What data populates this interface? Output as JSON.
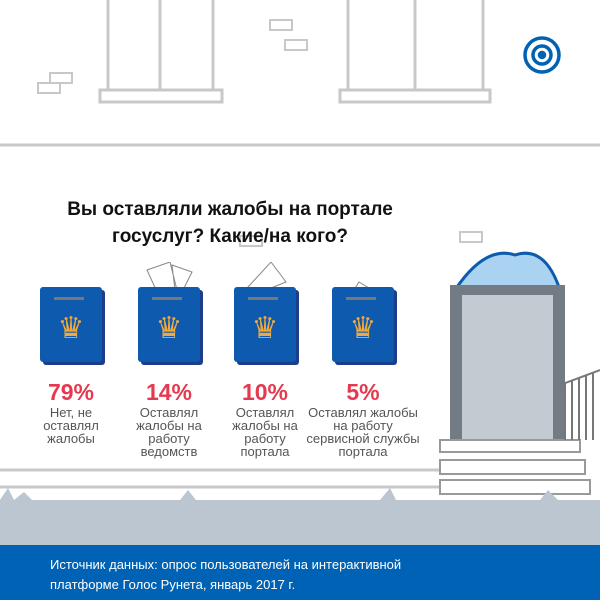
{
  "title": "Вы оставляли жалобы на портале госуслуг? Какие/на кого?",
  "colors": {
    "accent": "#e63950",
    "brand": "#0062b4",
    "box": "#0d5aae",
    "ground": "#bcc6d0"
  },
  "chart_data": {
    "type": "bar",
    "categories": [
      "Нет, не оставлял жалобы",
      "Оставлял жалобы на работу ведомств",
      "Оставлял жалобы на работу портала",
      "Оставлял жалобы на работу сервисной службы портала"
    ],
    "values": [
      79,
      14,
      10,
      5
    ]
  },
  "items": [
    {
      "pct": "79%",
      "label": "Нет, не оставлял жалобы",
      "envelopes": 0
    },
    {
      "pct": "14%",
      "label": "Оставлял жалобы на работу ведомств",
      "envelopes": 2
    },
    {
      "pct": "10%",
      "label": "Оставлял жалобы на работу портала",
      "envelopes": 1
    },
    {
      "pct": "5%",
      "label": "Оставлял жалобы на работу сервисной службы портала",
      "envelopes": 1
    }
  ],
  "footer": {
    "source": "Источник данных: опрос пользователей на интерактивной платформе Голос Рунета, январь 2017 г."
  }
}
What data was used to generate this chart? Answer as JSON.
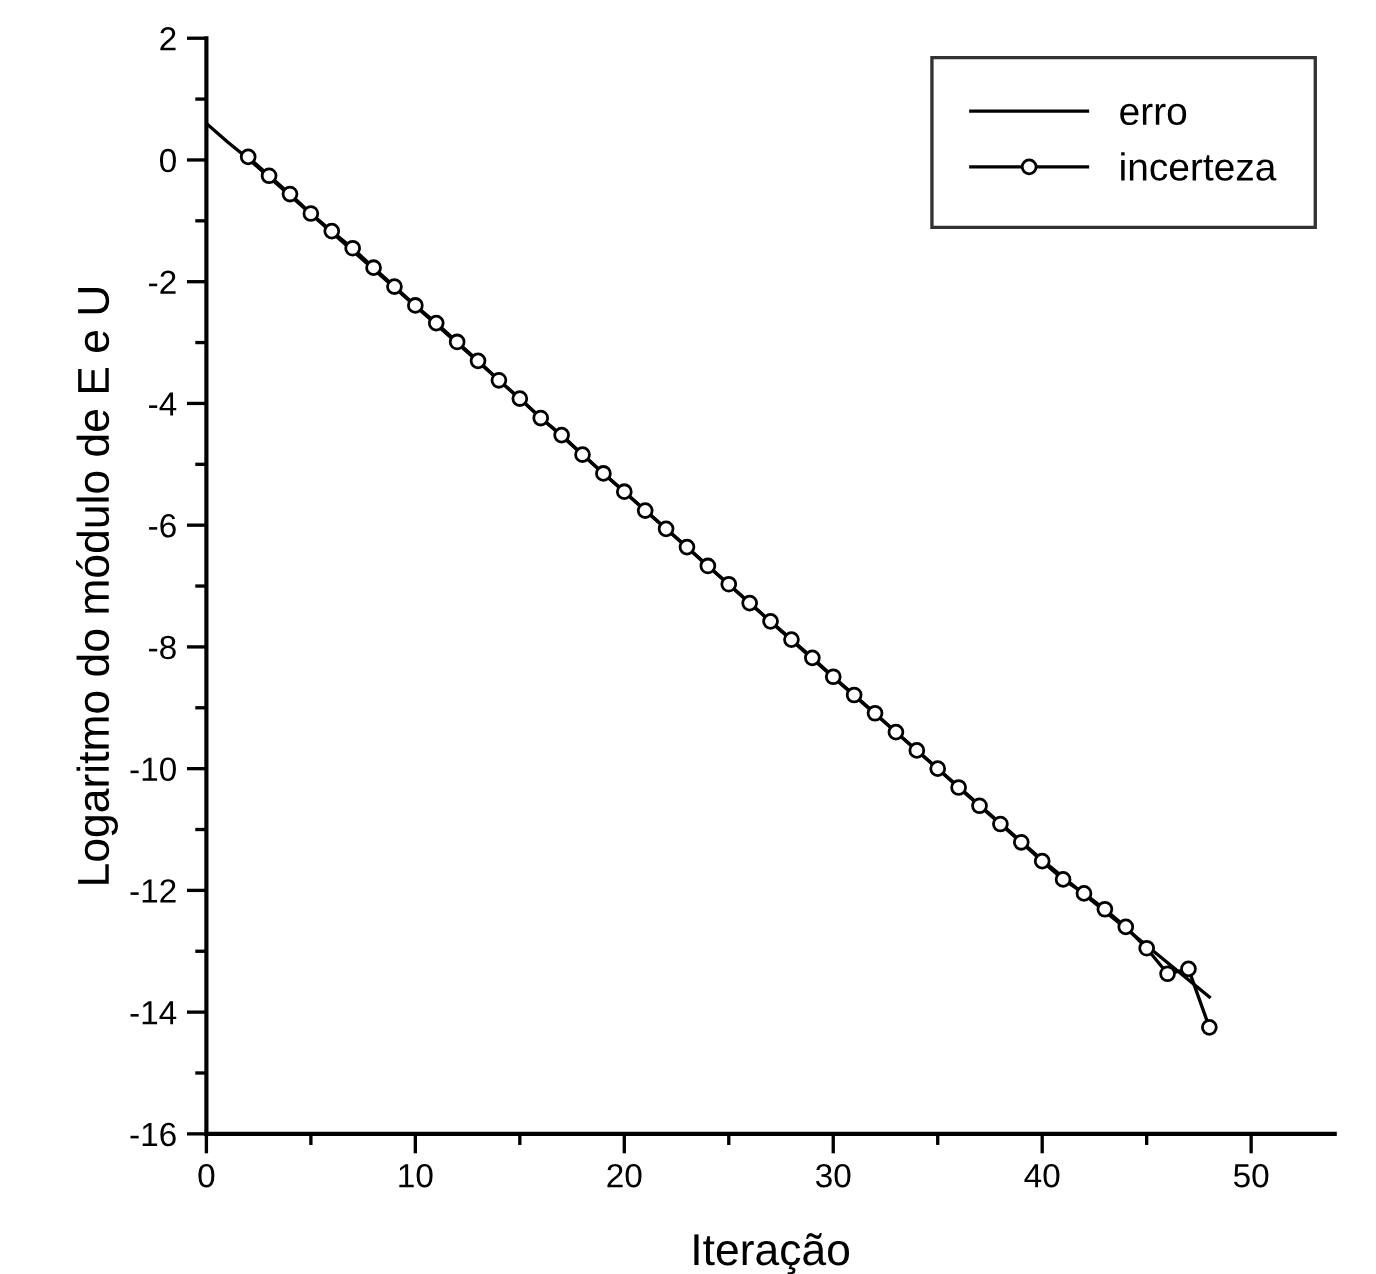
{
  "chart_data": {
    "type": "line",
    "xlabel": "Iteração",
    "ylabel": "Logaritmo do módulo de E e U",
    "xlim": [
      0,
      54
    ],
    "xticks": [
      0,
      10,
      20,
      30,
      40,
      50
    ],
    "ylim": [
      -16,
      2
    ],
    "yticks": [
      -16,
      -14,
      -12,
      -10,
      -8,
      -6,
      -4,
      -2,
      0,
      2
    ],
    "grid": false,
    "legend": "top right",
    "series": [
      {
        "name": "erro",
        "color": "#000000",
        "marker": "none",
        "x": [
          0,
          1,
          2,
          10,
          20,
          30,
          40,
          48
        ],
        "values": [
          0.6,
          0.3,
          0.02,
          -2.4,
          -5.45,
          -8.5,
          -11.5,
          -13.75
        ]
      },
      {
        "name": "incerteza",
        "color": "#000000",
        "marker": "circle",
        "x": [
          2,
          3,
          4,
          5,
          6,
          7,
          8,
          9,
          10,
          11,
          12,
          13,
          14,
          15,
          16,
          17,
          18,
          19,
          20,
          21,
          22,
          23,
          24,
          25,
          26,
          27,
          28,
          29,
          30,
          31,
          32,
          33,
          34,
          35,
          36,
          37,
          38,
          39,
          40,
          41,
          42,
          43,
          44,
          45,
          46,
          47,
          48
        ],
        "values": [
          0.05,
          -0.26,
          -0.56,
          -0.88,
          -1.17,
          -1.45,
          -1.77,
          -2.08,
          -2.39,
          -2.68,
          -2.99,
          -3.3,
          -3.62,
          -3.92,
          -4.24,
          -4.52,
          -4.84,
          -5.15,
          -5.45,
          -5.76,
          -6.06,
          -6.36,
          -6.67,
          -6.97,
          -7.28,
          -7.58,
          -7.88,
          -8.18,
          -8.49,
          -8.79,
          -9.09,
          -9.4,
          -9.7,
          -10.0,
          -10.31,
          -10.61,
          -10.91,
          -11.21,
          -11.52,
          -11.82,
          -12.05,
          -12.31,
          -12.6,
          -12.95,
          -13.37,
          -13.29,
          -14.25
        ]
      }
    ]
  }
}
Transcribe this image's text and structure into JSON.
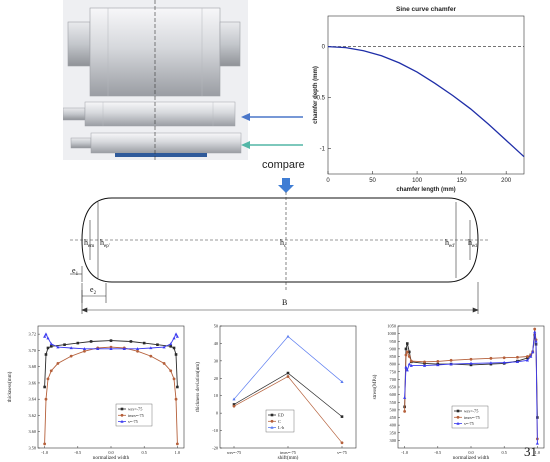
{
  "colors": {
    "roll_light": "#e6e6ea",
    "roll_mid": "#b9bcc2",
    "roll_dark": "#8e9196",
    "roll_bg": "#f0f0f3",
    "blue_strip": "#2f5a9a",
    "arrow_blue": "#4a76c9",
    "arrow_teal": "#52b6a6",
    "chart_line": "#1f2ea8",
    "compare_arrow": "#3f7dd4",
    "ser_black": "#2b2b2b",
    "ser_brown": "#b5603b",
    "ser_blue": "#3b3bf0"
  },
  "compare_label": "compare",
  "page_number": "31",
  "profile": {
    "labels": {
      "hem": "h",
      "hem_sub": "em",
      "hep": "h",
      "hep_sub": "ep'",
      "hc": "h",
      "hc_sub": "c",
      "hed": "h",
      "hed_sub": "ed'",
      "hee": "h",
      "hee_sub": "ed",
      "e1": "e",
      "e1_sub": "1",
      "e2": "e",
      "e2_sub": "2",
      "B": "B"
    }
  },
  "chart_data": [
    {
      "type": "line",
      "title": "Sine curve chamfer",
      "xlabel": "chamfer length (mm)",
      "ylabel": "chamfer depth (mm)",
      "xlim": [
        0,
        220
      ],
      "ylim": [
        -1.25,
        0.3
      ],
      "xticks": [
        "0",
        "50",
        "100",
        "150",
        "200"
      ],
      "yticks": [
        "0",
        "-0.5",
        "-1"
      ],
      "reference_line_y": 0,
      "series": [
        {
          "x": [
            0,
            20,
            40,
            60,
            80,
            100,
            120,
            140,
            160,
            180,
            200,
            220
          ],
          "y": [
            0,
            -0.01,
            -0.04,
            -0.09,
            -0.16,
            -0.25,
            -0.36,
            -0.48,
            -0.61,
            -0.76,
            -0.92,
            -1.08
          ]
        }
      ]
    },
    {
      "type": "line",
      "xlabel": "normalized width",
      "ylabel": "thickness(mm)",
      "xlim": [
        -1.1,
        1.1
      ],
      "ylim": [
        3.58,
        3.73
      ],
      "xticks": [
        "-1.0",
        "-0.5",
        "0.0",
        "0.5",
        "1.0"
      ],
      "yticks": [
        "3.58",
        "3.60",
        "3.62",
        "3.64",
        "3.66",
        "3.68",
        "3.70",
        "3.72"
      ],
      "series": [
        {
          "name": "wrs=-75",
          "x": [
            -1.0,
            -0.98,
            -0.95,
            -0.9,
            -0.7,
            -0.5,
            -0.3,
            0.0,
            0.3,
            0.5,
            0.7,
            0.9,
            0.95,
            0.98,
            1.0
          ],
          "y": [
            3.655,
            3.695,
            3.703,
            3.705,
            3.707,
            3.709,
            3.711,
            3.712,
            3.711,
            3.709,
            3.707,
            3.705,
            3.703,
            3.695,
            3.655
          ]
        },
        {
          "name": "imrs=-75",
          "x": [
            -1.0,
            -0.98,
            -0.95,
            -0.9,
            -0.8,
            -0.6,
            -0.4,
            -0.2,
            0.0,
            0.2,
            0.4,
            0.6,
            0.8,
            0.9,
            0.95,
            0.98,
            1.0
          ],
          "y": [
            3.585,
            3.64,
            3.665,
            3.675,
            3.684,
            3.693,
            3.699,
            3.703,
            3.704,
            3.703,
            3.699,
            3.693,
            3.684,
            3.675,
            3.665,
            3.64,
            3.585
          ]
        },
        {
          "name": "s=-75",
          "x": [
            -1.0,
            -0.98,
            -0.95,
            -0.9,
            -0.8,
            -0.6,
            -0.4,
            -0.2,
            0.0,
            0.2,
            0.4,
            0.6,
            0.8,
            0.9,
            0.95,
            0.98,
            1.0
          ],
          "y": [
            3.717,
            3.72,
            3.715,
            3.708,
            3.704,
            3.703,
            3.702,
            3.702,
            3.702,
            3.702,
            3.702,
            3.703,
            3.704,
            3.708,
            3.715,
            3.72,
            3.717
          ]
        }
      ]
    },
    {
      "type": "line",
      "xlabel": "shift(mm)",
      "ylabel": "thickness deviation(um)",
      "categories": [
        "wrs=-75",
        "imrs=-75",
        "s=-75"
      ],
      "ylim": [
        -20,
        50
      ],
      "yticks": [
        "-20",
        "-10",
        "0",
        "10",
        "20",
        "30",
        "40",
        "50"
      ],
      "series": [
        {
          "name": "ED",
          "values": [
            5,
            23,
            -2
          ]
        },
        {
          "name": "C",
          "values": [
            4,
            21,
            -17
          ]
        },
        {
          "name": "L-h",
          "values": [
            8,
            44,
            18
          ]
        }
      ]
    },
    {
      "type": "line",
      "xlabel": "normalized width",
      "ylabel": "stress(MPa)",
      "xlim": [
        -1.1,
        1.1
      ],
      "ylim": [
        250,
        1050
      ],
      "xticks": [
        "-1.0",
        "-0.5",
        "0.0",
        "0.5",
        "1.0"
      ],
      "yticks": [
        "300",
        "350",
        "400",
        "450",
        "500",
        "550",
        "600",
        "650",
        "700",
        "750",
        "800",
        "850",
        "900",
        "950",
        "1000",
        "1050"
      ],
      "series": [
        {
          "name": "wrs=-75",
          "x": [
            -1.0,
            -0.98,
            -0.96,
            -0.93,
            -0.9,
            -0.7,
            -0.5,
            -0.3,
            0.0,
            0.3,
            0.5,
            0.7,
            0.85,
            0.9,
            0.93,
            0.96,
            0.98,
            1.0
          ],
          "y": [
            520,
            900,
            935,
            880,
            815,
            805,
            800,
            800,
            795,
            800,
            805,
            820,
            840,
            860,
            880,
            990,
            930,
            450
          ]
        },
        {
          "name": "imrs=-75",
          "x": [
            -1.0,
            -0.98,
            -0.96,
            -0.93,
            -0.9,
            -0.7,
            -0.5,
            -0.3,
            0.0,
            0.3,
            0.5,
            0.7,
            0.85,
            0.9,
            0.93,
            0.96,
            0.98,
            1.0
          ],
          "y": [
            490,
            860,
            880,
            850,
            820,
            815,
            818,
            825,
            832,
            838,
            842,
            845,
            850,
            860,
            880,
            1030,
            960,
            310
          ]
        },
        {
          "name": "s=-75",
          "x": [
            -1.0,
            -0.98,
            -0.96,
            -0.93,
            -0.9,
            -0.7,
            -0.5,
            -0.3,
            0.0,
            0.3,
            0.5,
            0.7,
            0.85,
            0.9,
            0.93,
            0.96,
            0.98,
            1.0
          ],
          "y": [
            580,
            780,
            760,
            800,
            790,
            790,
            795,
            800,
            805,
            808,
            810,
            815,
            825,
            850,
            880,
            1010,
            950,
            280
          ]
        }
      ]
    }
  ]
}
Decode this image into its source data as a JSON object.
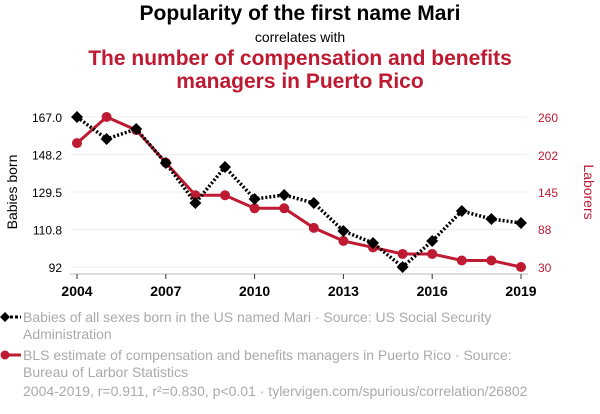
{
  "header": {
    "title": "Popularity of the first name Mari",
    "connector": "correlates with",
    "subtitle_line1": "The number of compensation and benefits",
    "subtitle_line2": "managers in Puerto Rico"
  },
  "colors": {
    "series1": "#000000",
    "series2": "#be1a32",
    "grid": "#eeeeee",
    "legend_text": "#aaaaaa"
  },
  "chart_data": {
    "type": "line",
    "title": "Popularity of the first name Mari correlates with The number of compensation and benefits managers in Puerto Rico",
    "x": [
      2004,
      2005,
      2006,
      2007,
      2008,
      2009,
      2010,
      2011,
      2012,
      2013,
      2014,
      2015,
      2016,
      2017,
      2018,
      2019
    ],
    "xticks": [
      "2004",
      "2007",
      "2010",
      "2013",
      "2016",
      "2019"
    ],
    "xtick_values": [
      2004,
      2007,
      2010,
      2013,
      2016,
      2019
    ],
    "xlim": [
      2004,
      2019
    ],
    "ylabel_left": "Babies born",
    "ylabel_right": "Laborers",
    "yticks_left": [
      "167.0",
      "148.2",
      "129.5",
      "110.8",
      "92"
    ],
    "yticks_left_values": [
      167.0,
      148.2,
      129.5,
      110.8,
      92
    ],
    "ylim_left": [
      92,
      167
    ],
    "yticks_right": [
      "260",
      "202",
      "145",
      "88",
      "30"
    ],
    "yticks_right_values": [
      260,
      202,
      145,
      88,
      30
    ],
    "ylim_right": [
      30,
      260
    ],
    "grid": true,
    "series": [
      {
        "name": "Babies of all sexes born in the US named Mari",
        "axis": "left",
        "style": "dotted-diamond",
        "values": [
          167,
          156,
          161,
          144,
          124,
          142,
          126,
          128,
          124,
          110,
          104,
          92,
          105,
          120,
          116,
          114
        ]
      },
      {
        "name": "BLS estimate of compensation and benefits managers in Puerto Rico",
        "axis": "right",
        "style": "solid-circle",
        "values": [
          220,
          260,
          240,
          190,
          140,
          140,
          120,
          120,
          90,
          70,
          60,
          50,
          50,
          40,
          40,
          30
        ]
      }
    ]
  },
  "legend": {
    "items": [
      {
        "line1": "Babies of all sexes born in the US named Mari · Source: US Social Security",
        "line2": "Administration"
      },
      {
        "line1": "BLS estimate of compensation and benefits managers in Puerto Rico · Source:",
        "line2": "Bureau of Larbor Statistics"
      }
    ]
  },
  "footer": "2004-2019, r=0.911, r²=0.830, p<0.01 · tylervigen.com/spurious/correlation/26802"
}
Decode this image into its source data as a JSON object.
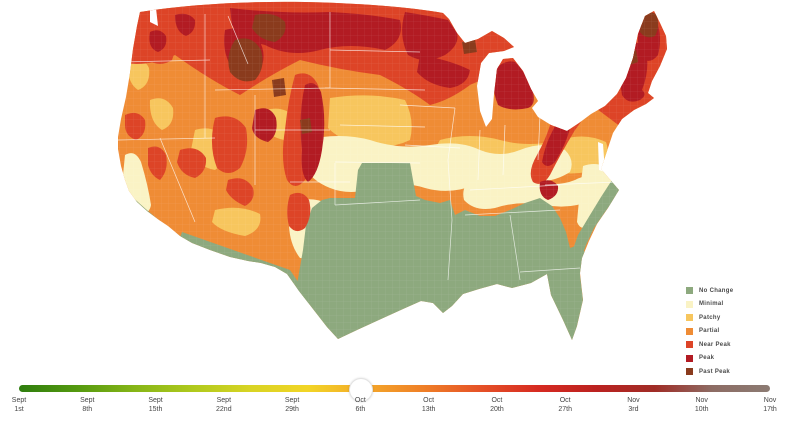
{
  "map": {
    "region": "Continental United States",
    "kind": "county fall foliage choropleth",
    "background_color": "#ffffff",
    "county_border_color": "#ffffff"
  },
  "legend": {
    "items": [
      {
        "key": "no-change",
        "label": "No Change",
        "color": "#8DA97E"
      },
      {
        "key": "minimal",
        "label": "Minimal",
        "color": "#FAF3C5"
      },
      {
        "key": "patchy",
        "label": "Patchy",
        "color": "#F7C65E"
      },
      {
        "key": "partial",
        "label": "Partial",
        "color": "#EF8C35"
      },
      {
        "key": "near-peak",
        "label": "Near Peak",
        "color": "#DD4427"
      },
      {
        "key": "peak",
        "label": "Peak",
        "color": "#B21B23"
      },
      {
        "key": "past-peak",
        "label": "Past Peak",
        "color": "#8A3B1D"
      }
    ]
  },
  "timeline": {
    "selected_index": 5,
    "selected_label": "Oct 6th",
    "gradient": [
      "#2E7D0E",
      "#54990F",
      "#86B517",
      "#AFC91D",
      "#D8D424",
      "#F2D526",
      "#F4A82A",
      "#EF7F27",
      "#E55127",
      "#D62A21",
      "#BB2220",
      "#A02C26",
      "#8D6C64",
      "#8C7B73"
    ],
    "ticks": [
      {
        "month": "Sept",
        "day": "1st"
      },
      {
        "month": "Sept",
        "day": "8th"
      },
      {
        "month": "Sept",
        "day": "15th"
      },
      {
        "month": "Sept",
        "day": "22nd"
      },
      {
        "month": "Sept",
        "day": "29th"
      },
      {
        "month": "Oct",
        "day": "6th"
      },
      {
        "month": "Oct",
        "day": "13th"
      },
      {
        "month": "Oct",
        "day": "20th"
      },
      {
        "month": "Oct",
        "day": "27th"
      },
      {
        "month": "Nov",
        "day": "3rd"
      },
      {
        "month": "Nov",
        "day": "10th"
      },
      {
        "month": "Nov",
        "day": "17th"
      }
    ]
  }
}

■ INSTRUCTIONS TO FOLLOW ■
Copy every line of the material in which the word "compensation" occurs.

■ SOLUTION TO THIS TASK ■
    "subtitle_line1": "The number of compensation and benefits",
    "title": "Popularity of the first name Mari correlates with The number of compensation and benefits managers in Puerto Rico",
        "name": "BLS estimate of compensation and benefits managers in Puerto Rico",
        "line1": "BLS estimate of compensation and benefits managers in Puerto Rico · Source:",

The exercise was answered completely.